- Task prompt
Gather all lines with the word "hudby" in them.
================================
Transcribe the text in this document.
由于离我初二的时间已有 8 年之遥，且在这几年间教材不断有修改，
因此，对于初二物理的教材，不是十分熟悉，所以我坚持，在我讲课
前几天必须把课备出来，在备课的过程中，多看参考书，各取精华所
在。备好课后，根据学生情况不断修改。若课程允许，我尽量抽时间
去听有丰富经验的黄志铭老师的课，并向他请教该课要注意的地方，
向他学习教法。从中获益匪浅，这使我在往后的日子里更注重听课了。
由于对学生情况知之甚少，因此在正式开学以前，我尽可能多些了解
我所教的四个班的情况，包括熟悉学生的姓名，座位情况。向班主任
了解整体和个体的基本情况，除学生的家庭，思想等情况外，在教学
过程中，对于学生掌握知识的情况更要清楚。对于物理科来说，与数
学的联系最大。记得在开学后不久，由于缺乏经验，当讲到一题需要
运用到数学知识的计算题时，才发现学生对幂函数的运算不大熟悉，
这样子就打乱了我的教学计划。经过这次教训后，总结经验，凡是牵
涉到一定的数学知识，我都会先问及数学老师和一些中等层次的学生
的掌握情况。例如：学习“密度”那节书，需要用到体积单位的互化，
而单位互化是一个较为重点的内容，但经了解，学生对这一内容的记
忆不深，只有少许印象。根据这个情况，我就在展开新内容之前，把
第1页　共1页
================================
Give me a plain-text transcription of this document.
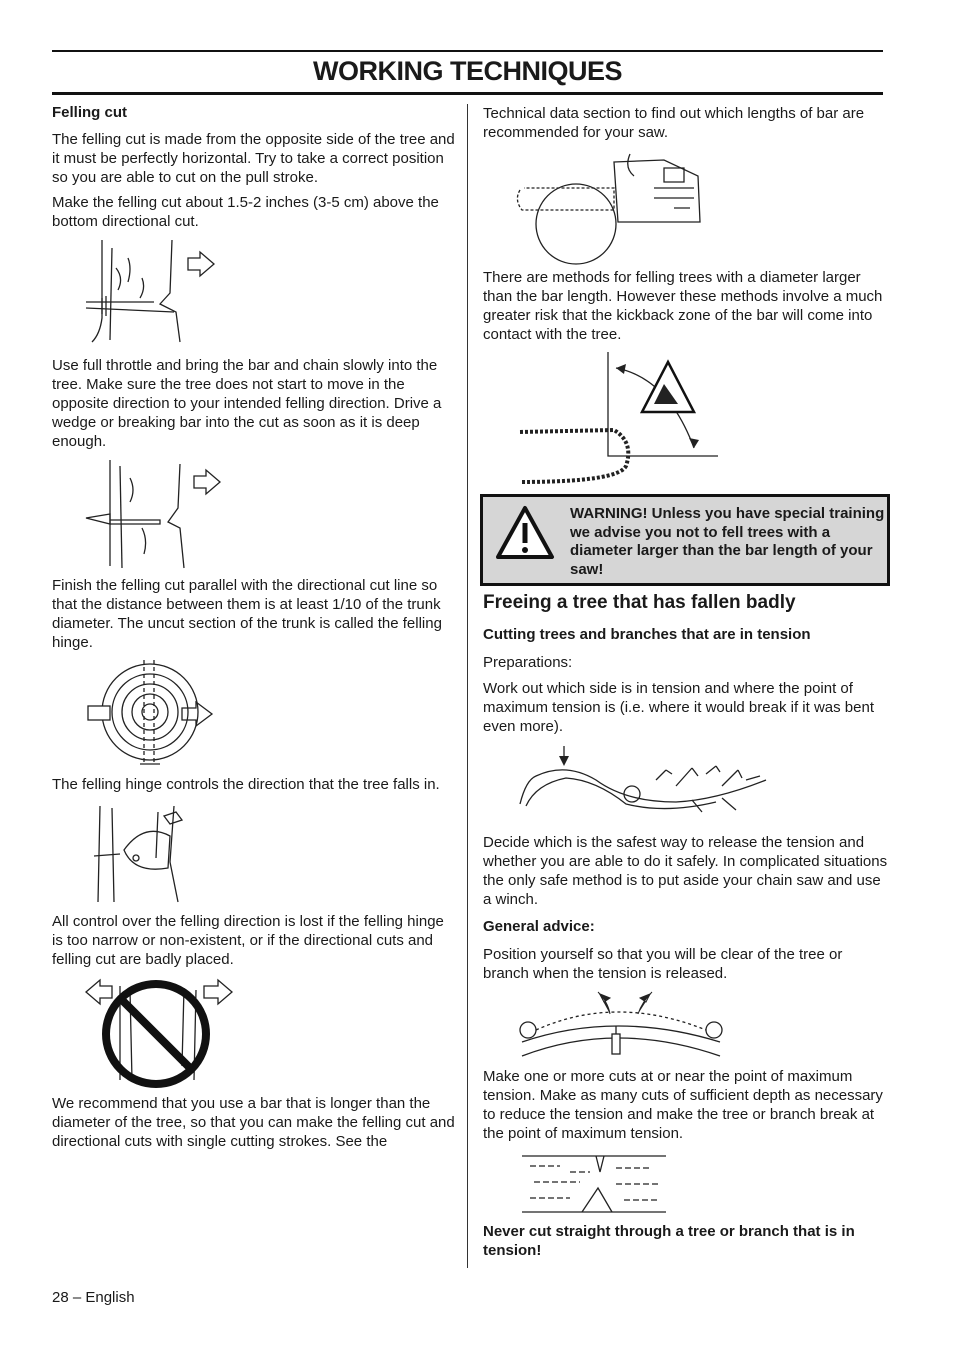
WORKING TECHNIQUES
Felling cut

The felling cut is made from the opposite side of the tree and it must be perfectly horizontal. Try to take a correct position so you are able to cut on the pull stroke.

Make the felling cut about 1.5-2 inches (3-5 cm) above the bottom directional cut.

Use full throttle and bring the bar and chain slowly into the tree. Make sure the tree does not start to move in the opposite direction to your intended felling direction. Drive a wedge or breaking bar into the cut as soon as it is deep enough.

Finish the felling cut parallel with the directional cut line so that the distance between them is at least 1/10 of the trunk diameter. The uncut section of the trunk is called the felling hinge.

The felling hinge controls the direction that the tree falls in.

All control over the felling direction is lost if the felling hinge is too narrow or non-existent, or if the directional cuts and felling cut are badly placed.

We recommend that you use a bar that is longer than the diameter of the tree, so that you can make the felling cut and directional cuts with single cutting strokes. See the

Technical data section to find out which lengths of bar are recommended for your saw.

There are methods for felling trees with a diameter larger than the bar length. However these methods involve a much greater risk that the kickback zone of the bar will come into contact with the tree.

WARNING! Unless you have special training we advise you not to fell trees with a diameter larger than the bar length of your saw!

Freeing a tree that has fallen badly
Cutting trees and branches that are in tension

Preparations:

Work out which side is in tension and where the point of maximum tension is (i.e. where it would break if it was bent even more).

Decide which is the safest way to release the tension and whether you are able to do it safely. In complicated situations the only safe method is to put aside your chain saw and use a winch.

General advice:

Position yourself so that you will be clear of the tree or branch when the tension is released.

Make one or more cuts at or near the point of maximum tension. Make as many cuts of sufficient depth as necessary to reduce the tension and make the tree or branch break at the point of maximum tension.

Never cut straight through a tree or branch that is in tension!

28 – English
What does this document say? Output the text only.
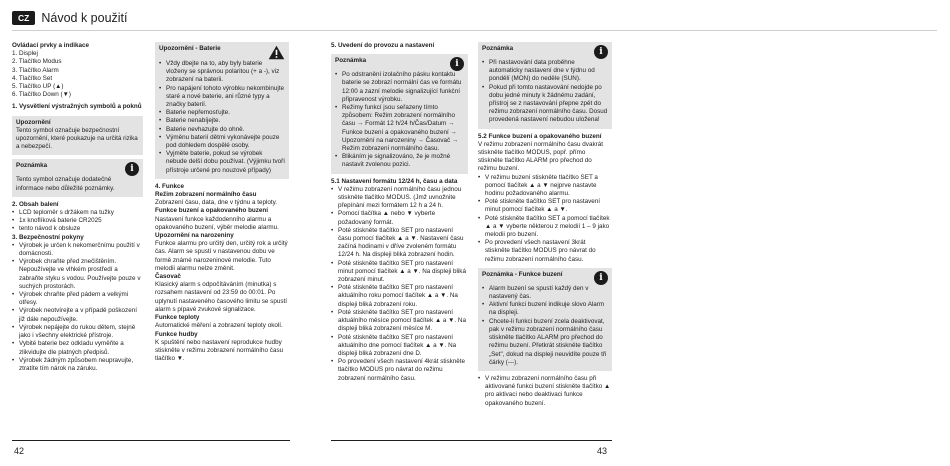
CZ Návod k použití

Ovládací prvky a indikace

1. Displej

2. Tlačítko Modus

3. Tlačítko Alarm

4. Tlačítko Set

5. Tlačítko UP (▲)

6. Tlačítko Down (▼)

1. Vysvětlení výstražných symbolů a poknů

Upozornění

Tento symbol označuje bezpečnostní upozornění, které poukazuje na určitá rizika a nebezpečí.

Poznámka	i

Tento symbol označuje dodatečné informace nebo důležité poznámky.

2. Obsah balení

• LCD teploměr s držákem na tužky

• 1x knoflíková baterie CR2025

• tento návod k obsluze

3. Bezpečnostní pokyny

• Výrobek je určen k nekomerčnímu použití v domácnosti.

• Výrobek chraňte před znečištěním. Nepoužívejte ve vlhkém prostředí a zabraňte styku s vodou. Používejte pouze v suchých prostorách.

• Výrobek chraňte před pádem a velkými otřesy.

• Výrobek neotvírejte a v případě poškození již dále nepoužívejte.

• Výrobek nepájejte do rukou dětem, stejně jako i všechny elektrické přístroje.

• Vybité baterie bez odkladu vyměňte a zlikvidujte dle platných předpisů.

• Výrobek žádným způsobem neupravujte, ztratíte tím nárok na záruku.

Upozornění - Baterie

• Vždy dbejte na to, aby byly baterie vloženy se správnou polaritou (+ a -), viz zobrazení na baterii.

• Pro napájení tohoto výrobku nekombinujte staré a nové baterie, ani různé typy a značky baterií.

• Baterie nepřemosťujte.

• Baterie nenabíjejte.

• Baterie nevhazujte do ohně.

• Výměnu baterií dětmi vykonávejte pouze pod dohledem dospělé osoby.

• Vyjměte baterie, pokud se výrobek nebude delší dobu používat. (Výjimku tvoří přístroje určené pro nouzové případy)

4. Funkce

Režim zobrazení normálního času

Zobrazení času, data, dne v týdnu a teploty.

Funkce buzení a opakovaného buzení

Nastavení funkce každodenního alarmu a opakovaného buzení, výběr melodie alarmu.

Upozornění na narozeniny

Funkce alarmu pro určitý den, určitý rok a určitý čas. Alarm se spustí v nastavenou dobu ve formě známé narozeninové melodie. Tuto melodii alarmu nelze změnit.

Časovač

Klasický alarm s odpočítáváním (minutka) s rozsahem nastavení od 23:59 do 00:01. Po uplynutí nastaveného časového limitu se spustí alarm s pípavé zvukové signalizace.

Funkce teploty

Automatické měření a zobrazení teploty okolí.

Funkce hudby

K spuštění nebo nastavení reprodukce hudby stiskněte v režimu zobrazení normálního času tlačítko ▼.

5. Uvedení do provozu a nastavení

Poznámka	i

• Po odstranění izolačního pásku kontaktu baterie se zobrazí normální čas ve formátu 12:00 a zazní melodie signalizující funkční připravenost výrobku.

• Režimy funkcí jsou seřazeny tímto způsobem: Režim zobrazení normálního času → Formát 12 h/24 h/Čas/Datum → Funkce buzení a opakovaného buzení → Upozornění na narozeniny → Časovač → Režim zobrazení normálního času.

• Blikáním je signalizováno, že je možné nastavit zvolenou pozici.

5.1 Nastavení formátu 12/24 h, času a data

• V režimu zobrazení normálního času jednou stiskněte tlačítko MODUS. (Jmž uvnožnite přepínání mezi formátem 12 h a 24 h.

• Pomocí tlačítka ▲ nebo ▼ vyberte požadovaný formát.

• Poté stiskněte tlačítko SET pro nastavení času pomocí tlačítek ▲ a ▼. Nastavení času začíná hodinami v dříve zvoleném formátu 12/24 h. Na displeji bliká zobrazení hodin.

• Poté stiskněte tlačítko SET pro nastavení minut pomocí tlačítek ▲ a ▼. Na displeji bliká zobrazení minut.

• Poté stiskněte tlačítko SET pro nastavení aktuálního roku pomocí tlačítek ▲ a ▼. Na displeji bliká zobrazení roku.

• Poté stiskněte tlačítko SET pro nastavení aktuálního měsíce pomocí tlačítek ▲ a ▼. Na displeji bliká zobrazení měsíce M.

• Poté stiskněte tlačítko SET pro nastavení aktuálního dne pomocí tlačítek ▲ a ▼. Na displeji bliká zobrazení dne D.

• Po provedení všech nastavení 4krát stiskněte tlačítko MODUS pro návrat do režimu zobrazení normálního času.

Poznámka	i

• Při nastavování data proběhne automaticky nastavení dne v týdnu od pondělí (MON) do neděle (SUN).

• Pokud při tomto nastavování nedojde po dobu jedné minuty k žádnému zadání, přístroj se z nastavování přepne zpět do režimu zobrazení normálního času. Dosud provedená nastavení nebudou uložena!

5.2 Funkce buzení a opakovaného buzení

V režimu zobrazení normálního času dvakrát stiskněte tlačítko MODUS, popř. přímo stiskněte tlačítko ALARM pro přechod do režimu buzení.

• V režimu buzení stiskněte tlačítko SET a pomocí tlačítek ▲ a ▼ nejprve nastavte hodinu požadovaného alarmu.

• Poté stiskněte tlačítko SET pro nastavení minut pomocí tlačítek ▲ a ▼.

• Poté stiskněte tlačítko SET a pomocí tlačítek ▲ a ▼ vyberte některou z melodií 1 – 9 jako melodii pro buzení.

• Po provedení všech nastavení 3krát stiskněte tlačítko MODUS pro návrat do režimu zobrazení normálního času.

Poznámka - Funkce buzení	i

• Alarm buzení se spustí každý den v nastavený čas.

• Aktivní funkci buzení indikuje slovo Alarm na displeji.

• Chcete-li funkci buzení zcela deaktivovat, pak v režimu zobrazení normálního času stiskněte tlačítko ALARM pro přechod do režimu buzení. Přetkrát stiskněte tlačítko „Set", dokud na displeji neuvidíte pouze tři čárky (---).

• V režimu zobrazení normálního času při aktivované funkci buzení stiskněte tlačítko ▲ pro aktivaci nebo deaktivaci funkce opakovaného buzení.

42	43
================================
- Task answer
Funkce hudby
K spuštění nebo nastavení reprodukce hudby stiskněte v režimu zobrazení normálního času tlačítko ▼.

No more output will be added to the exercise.